(EXERCISE AIM) Copy every line of the records below that holds the word "width".

RECORDS PROVIDED below:

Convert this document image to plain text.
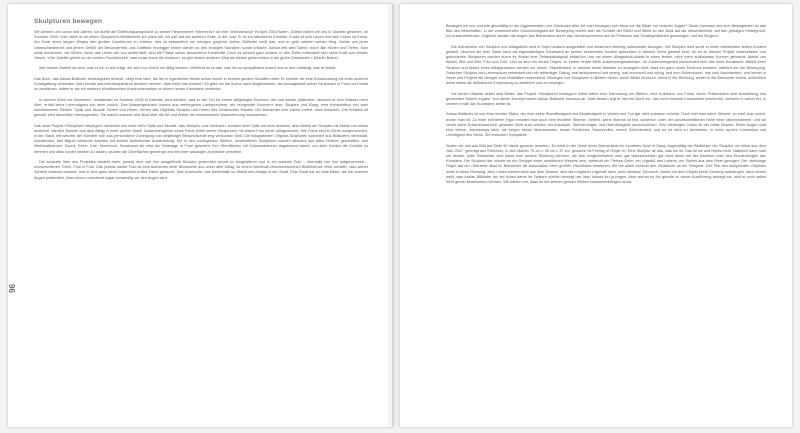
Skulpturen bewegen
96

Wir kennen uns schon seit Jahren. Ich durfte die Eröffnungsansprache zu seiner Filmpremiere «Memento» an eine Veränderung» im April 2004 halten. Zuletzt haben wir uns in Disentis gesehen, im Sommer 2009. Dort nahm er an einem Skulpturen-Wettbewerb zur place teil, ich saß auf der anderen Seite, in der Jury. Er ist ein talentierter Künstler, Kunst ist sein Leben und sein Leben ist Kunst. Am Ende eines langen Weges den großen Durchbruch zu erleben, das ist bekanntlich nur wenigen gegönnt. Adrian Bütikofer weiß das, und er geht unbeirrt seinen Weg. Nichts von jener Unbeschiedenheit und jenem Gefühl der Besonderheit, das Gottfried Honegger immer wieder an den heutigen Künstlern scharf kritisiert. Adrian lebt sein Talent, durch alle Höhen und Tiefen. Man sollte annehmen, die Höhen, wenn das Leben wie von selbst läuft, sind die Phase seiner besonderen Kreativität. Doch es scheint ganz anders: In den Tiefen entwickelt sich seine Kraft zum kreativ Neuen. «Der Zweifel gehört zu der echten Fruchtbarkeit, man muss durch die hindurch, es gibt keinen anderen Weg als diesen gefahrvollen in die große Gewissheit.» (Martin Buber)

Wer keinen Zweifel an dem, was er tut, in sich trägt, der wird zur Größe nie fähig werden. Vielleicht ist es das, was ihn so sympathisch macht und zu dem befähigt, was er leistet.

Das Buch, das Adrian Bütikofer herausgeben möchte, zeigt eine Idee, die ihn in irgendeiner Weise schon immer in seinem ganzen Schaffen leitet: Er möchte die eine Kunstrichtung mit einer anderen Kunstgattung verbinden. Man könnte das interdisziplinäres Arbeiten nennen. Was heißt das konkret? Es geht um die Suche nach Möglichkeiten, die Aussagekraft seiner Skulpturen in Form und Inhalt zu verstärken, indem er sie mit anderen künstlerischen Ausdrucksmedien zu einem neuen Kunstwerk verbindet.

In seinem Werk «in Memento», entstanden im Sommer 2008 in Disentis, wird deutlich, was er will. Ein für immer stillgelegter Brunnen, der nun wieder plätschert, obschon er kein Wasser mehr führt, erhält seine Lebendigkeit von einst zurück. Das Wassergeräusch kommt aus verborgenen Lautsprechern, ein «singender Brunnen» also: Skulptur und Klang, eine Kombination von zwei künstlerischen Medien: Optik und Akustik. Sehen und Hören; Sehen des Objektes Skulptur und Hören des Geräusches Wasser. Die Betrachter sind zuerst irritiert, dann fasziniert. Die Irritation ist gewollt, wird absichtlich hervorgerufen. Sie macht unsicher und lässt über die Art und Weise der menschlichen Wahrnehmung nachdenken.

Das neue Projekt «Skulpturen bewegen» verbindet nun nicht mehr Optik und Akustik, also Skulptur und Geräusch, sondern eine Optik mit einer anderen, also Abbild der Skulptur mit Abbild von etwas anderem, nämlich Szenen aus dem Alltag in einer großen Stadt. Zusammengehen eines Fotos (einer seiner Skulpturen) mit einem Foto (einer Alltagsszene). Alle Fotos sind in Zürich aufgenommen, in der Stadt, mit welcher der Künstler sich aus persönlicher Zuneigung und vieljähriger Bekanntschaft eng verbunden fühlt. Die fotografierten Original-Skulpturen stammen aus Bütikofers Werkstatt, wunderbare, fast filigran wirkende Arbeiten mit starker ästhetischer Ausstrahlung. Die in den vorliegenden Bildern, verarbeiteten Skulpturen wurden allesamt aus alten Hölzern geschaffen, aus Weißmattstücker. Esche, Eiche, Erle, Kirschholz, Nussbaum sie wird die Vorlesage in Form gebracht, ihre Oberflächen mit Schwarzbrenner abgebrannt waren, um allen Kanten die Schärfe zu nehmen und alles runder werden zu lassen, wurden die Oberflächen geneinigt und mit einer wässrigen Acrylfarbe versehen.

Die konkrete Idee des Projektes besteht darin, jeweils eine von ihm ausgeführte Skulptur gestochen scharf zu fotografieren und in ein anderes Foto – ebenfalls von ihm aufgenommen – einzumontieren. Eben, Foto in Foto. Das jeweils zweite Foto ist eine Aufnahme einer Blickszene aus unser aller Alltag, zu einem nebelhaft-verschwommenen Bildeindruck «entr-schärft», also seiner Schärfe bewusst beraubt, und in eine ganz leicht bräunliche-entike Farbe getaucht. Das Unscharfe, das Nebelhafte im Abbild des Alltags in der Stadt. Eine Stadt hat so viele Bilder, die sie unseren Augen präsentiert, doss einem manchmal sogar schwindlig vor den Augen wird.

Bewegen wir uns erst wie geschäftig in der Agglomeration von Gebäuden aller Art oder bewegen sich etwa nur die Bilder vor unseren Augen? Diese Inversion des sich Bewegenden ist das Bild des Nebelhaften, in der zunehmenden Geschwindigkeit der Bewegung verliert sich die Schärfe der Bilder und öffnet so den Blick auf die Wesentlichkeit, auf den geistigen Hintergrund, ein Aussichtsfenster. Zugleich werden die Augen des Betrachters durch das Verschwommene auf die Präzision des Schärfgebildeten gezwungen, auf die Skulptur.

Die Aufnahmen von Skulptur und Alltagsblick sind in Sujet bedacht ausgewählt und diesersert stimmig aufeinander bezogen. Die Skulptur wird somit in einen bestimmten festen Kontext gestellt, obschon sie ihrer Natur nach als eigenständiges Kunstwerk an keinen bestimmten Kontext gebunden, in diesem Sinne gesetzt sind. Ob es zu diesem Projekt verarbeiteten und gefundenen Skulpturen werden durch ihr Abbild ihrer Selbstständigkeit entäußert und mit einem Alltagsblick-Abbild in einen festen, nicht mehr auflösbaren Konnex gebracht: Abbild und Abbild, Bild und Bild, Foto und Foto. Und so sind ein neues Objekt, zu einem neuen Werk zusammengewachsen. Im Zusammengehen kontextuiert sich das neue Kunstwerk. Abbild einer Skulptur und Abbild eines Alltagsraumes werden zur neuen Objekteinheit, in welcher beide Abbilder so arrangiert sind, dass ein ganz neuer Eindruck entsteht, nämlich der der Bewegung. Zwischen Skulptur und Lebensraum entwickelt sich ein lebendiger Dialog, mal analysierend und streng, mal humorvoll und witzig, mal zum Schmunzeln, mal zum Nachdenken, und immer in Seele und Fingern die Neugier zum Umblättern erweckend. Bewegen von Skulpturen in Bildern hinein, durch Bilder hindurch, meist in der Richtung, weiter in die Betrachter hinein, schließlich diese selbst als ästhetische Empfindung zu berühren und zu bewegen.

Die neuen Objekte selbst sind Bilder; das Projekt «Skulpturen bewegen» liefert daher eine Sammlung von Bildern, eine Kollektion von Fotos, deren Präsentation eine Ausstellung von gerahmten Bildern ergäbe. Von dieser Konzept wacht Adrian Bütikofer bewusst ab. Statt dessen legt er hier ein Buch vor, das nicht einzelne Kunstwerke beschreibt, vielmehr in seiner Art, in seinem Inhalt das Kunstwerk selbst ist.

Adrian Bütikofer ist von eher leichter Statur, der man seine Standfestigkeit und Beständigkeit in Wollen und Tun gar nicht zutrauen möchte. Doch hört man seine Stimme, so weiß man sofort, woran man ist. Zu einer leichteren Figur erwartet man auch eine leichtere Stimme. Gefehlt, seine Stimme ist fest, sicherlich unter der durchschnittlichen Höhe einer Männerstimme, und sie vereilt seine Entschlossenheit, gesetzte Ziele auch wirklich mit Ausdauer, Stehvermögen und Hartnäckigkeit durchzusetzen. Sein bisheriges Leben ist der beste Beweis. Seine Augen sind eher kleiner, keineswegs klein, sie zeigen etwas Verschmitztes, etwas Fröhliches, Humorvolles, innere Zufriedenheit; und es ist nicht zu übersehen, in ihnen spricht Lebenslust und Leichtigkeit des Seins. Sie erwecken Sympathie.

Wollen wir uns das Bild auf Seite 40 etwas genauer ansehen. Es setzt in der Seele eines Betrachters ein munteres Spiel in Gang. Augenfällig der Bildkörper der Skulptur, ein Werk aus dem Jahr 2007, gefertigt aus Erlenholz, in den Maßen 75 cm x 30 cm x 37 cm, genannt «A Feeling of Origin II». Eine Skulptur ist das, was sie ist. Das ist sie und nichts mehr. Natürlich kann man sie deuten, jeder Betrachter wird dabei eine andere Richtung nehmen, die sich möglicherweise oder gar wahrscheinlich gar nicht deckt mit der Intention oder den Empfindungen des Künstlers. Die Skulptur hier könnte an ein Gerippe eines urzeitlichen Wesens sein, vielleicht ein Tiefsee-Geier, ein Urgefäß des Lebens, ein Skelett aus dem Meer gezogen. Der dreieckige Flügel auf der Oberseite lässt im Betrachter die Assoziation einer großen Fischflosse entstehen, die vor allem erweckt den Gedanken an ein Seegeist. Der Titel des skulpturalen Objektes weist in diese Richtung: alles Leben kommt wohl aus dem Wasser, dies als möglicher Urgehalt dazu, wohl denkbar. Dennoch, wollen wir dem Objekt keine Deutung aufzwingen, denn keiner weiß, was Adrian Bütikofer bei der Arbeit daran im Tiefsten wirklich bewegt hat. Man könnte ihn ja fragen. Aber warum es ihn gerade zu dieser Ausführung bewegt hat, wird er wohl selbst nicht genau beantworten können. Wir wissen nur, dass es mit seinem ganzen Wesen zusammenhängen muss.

End of RECORDS PROVIDED.
RECORDS PROVIDED below:

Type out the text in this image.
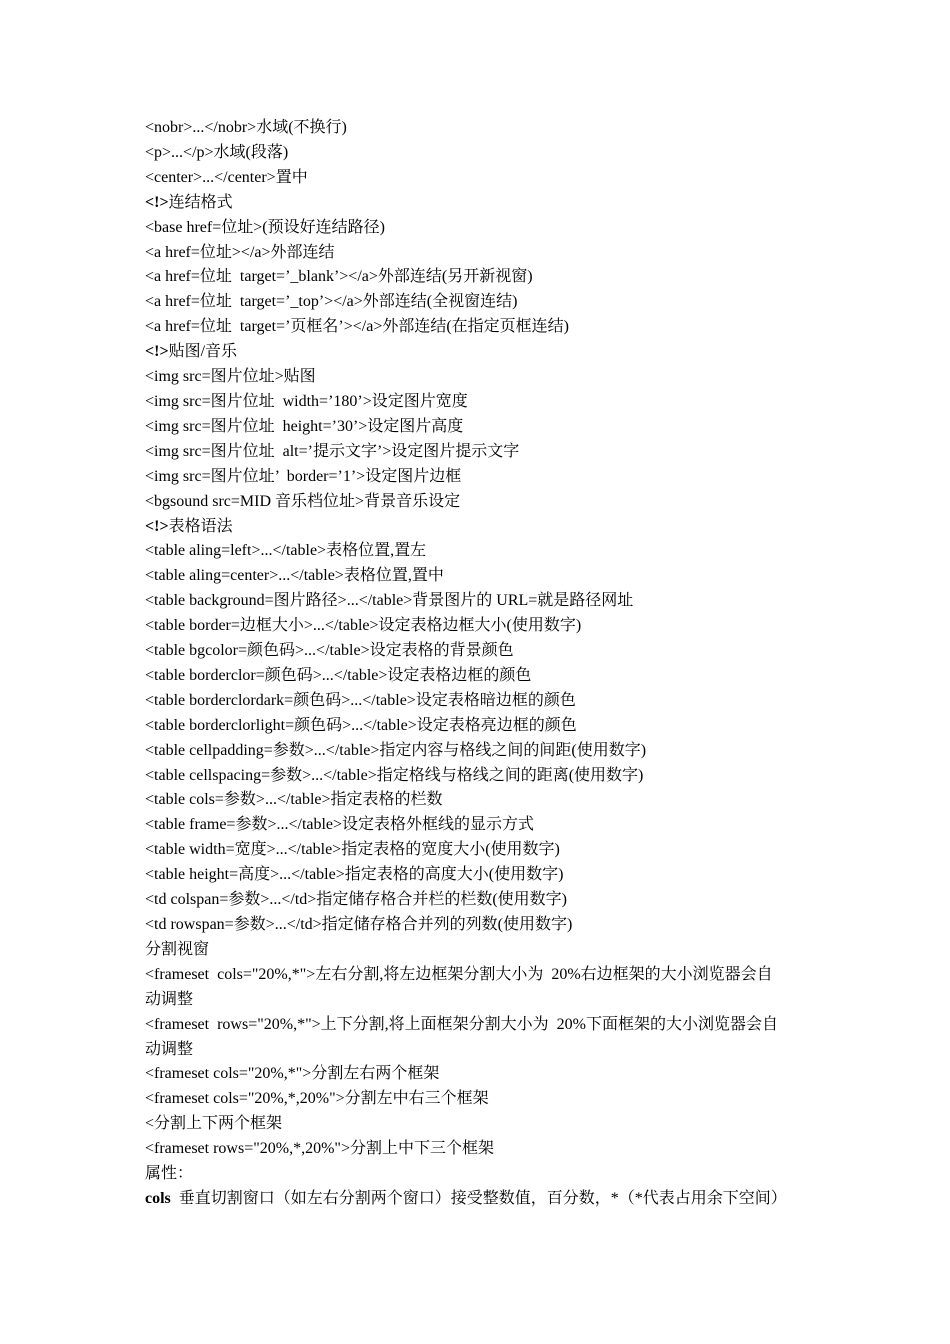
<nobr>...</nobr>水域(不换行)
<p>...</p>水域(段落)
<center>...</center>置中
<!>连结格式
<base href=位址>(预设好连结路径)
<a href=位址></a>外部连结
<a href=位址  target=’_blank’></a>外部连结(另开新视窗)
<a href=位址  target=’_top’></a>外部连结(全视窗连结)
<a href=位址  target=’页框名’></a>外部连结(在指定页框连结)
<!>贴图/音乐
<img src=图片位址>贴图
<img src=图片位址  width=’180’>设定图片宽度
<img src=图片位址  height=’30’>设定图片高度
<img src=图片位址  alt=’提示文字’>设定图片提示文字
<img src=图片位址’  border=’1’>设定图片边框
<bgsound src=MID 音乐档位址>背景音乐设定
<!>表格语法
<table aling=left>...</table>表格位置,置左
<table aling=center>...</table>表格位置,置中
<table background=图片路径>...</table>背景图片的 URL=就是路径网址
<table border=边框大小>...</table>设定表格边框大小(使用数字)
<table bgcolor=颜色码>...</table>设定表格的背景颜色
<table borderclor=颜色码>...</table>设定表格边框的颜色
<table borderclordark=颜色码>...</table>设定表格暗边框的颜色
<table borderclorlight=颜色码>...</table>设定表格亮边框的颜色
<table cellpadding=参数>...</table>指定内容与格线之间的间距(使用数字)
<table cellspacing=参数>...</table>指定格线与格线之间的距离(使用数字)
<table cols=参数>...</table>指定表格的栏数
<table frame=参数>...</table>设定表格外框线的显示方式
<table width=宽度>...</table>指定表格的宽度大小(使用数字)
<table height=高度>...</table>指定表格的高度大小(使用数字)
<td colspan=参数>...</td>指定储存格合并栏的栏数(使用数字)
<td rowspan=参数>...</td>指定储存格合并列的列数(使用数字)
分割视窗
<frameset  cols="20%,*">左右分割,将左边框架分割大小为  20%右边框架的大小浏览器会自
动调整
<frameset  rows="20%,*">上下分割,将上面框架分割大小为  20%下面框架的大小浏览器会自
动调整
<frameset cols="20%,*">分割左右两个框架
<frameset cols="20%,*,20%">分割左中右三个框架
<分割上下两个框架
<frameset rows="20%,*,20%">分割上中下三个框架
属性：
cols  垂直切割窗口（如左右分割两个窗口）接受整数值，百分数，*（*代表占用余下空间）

End of RECORDS PROVIDED.

(WRITTEN ANSWER)
<img src=图片位址  width=’180’>设定图片宽度
<table width=宽度>...</table>指定表格的宽度大小(使用数字)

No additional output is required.